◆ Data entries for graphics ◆
___

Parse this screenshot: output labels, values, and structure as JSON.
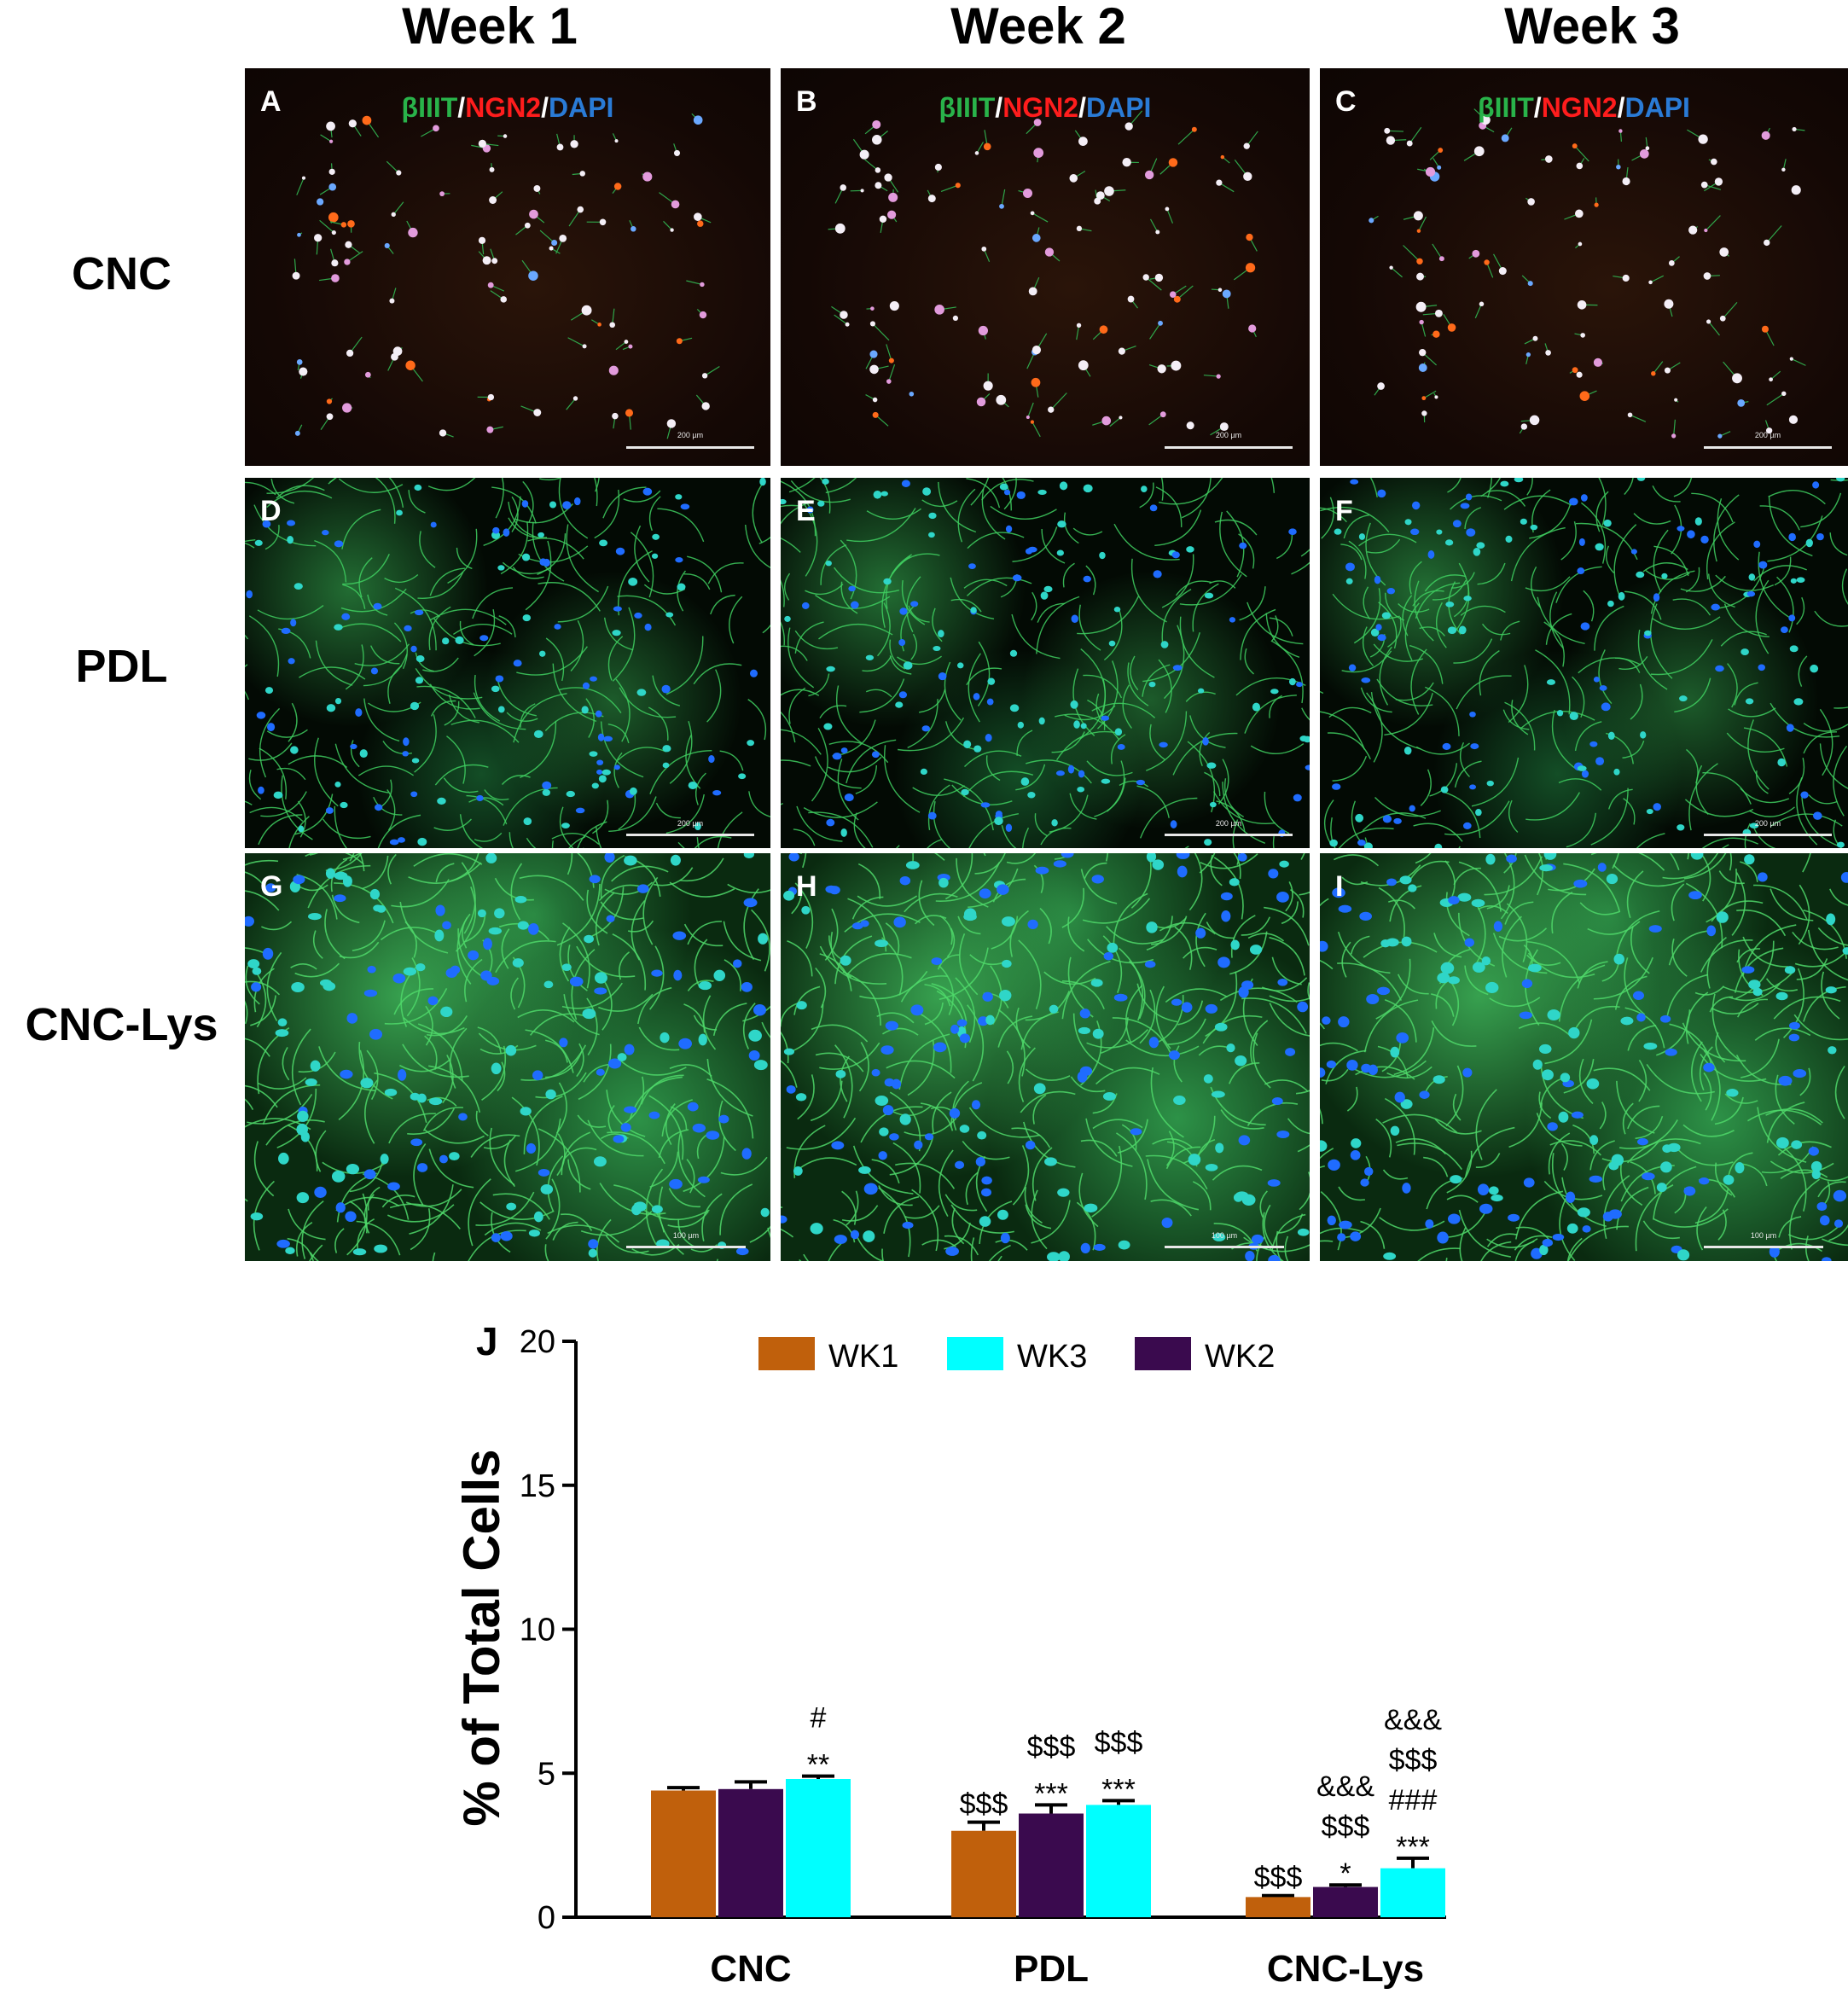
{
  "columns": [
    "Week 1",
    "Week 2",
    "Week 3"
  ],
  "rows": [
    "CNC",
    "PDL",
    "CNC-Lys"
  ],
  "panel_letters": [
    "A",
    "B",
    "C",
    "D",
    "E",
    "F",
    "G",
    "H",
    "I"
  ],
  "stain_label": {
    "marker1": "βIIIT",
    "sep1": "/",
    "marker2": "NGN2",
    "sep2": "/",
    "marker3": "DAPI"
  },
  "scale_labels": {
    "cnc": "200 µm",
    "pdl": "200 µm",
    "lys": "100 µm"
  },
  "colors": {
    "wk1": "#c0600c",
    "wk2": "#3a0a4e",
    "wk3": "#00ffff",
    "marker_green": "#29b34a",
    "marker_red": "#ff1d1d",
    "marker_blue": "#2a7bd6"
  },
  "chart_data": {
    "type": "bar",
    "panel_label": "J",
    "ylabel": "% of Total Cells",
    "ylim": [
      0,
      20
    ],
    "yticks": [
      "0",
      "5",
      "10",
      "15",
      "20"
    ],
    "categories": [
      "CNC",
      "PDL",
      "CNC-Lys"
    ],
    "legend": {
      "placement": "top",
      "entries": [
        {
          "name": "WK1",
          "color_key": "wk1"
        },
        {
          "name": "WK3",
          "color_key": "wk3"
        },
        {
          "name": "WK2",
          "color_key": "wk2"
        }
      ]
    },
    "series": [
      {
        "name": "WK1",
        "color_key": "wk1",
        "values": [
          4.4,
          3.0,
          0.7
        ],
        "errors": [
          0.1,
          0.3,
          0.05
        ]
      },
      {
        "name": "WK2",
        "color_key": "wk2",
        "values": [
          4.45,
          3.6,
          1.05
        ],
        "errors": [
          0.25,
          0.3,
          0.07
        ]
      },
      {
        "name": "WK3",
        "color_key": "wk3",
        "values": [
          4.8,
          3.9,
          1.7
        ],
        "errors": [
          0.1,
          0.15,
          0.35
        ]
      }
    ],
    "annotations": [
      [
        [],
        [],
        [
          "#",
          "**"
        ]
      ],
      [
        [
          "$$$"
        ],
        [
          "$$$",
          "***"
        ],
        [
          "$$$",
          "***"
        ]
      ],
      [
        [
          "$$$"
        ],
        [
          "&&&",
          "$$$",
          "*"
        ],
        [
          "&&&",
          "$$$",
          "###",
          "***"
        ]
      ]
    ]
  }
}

___

◆ Task instructions ◆
Restate all entries above exactly, but not the images.

◆ Answer area ◆
Parse this screenshot: output labels, values, and structure as JSON.
{
  "columns": [
    "Week 1",
    "Week 2",
    "Week 3"
  ],
  "rows": [
    "CNC",
    "PDL",
    "CNC-Lys"
  ],
  "panel_letters": [
    "A",
    "B",
    "C",
    "D",
    "E",
    "F",
    "G",
    "H",
    "I"
  ],
  "stain_label": {
    "marker1": "βIIIT",
    "sep1": "/",
    "marker2": "NGN2",
    "sep2": "/",
    "marker3": "DAPI"
  },
  "scale_labels": {
    "cnc": "200 µm",
    "pdl": "200 µm",
    "lys": "100 µm"
  },
  "colors": {
    "wk1": "#c0600c",
    "wk2": "#3a0a4e",
    "wk3": "#00ffff",
    "marker_green": "#29b34a",
    "marker_red": "#ff1d1d",
    "marker_blue": "#2a7bd6"
  },
  "chart_data": {
    "type": "bar",
    "panel_label": "J",
    "ylabel": "% of Total Cells",
    "ylim": [
      0,
      20
    ],
    "yticks": [
      "0",
      "5",
      "10",
      "15",
      "20"
    ],
    "categories": [
      "CNC",
      "PDL",
      "CNC-Lys"
    ],
    "legend": {
      "placement": "top",
      "entries": [
        {
          "name": "WK1",
          "color_key": "wk1"
        },
        {
          "name": "WK3",
          "color_key": "wk3"
        },
        {
          "name": "WK2",
          "color_key": "wk2"
        }
      ]
    },
    "series": [
      {
        "name": "WK1",
        "color_key": "wk1",
        "values": [
          4.4,
          3.0,
          0.7
        ],
        "errors": [
          0.1,
          0.3,
          0.05
        ]
      },
      {
        "name": "WK2",
        "color_key": "wk2",
        "values": [
          4.45,
          3.6,
          1.05
        ],
        "errors": [
          0.25,
          0.3,
          0.07
        ]
      },
      {
        "name": "WK3",
        "color_key": "wk3",
        "values": [
          4.8,
          3.9,
          1.7
        ],
        "errors": [
          0.1,
          0.15,
          0.35
        ]
      }
    ],
    "annotations": [
      [
        [],
        [],
        [
          "#",
          "**"
        ]
      ],
      [
        [
          "$$$"
        ],
        [
          "$$$",
          "***"
        ],
        [
          "$$$",
          "***"
        ]
      ],
      [
        [
          "$$$"
        ],
        [
          "&&&",
          "$$$",
          "*"
        ],
        [
          "&&&",
          "$$$",
          "###",
          "***"
        ]
      ]
    ]
  }
}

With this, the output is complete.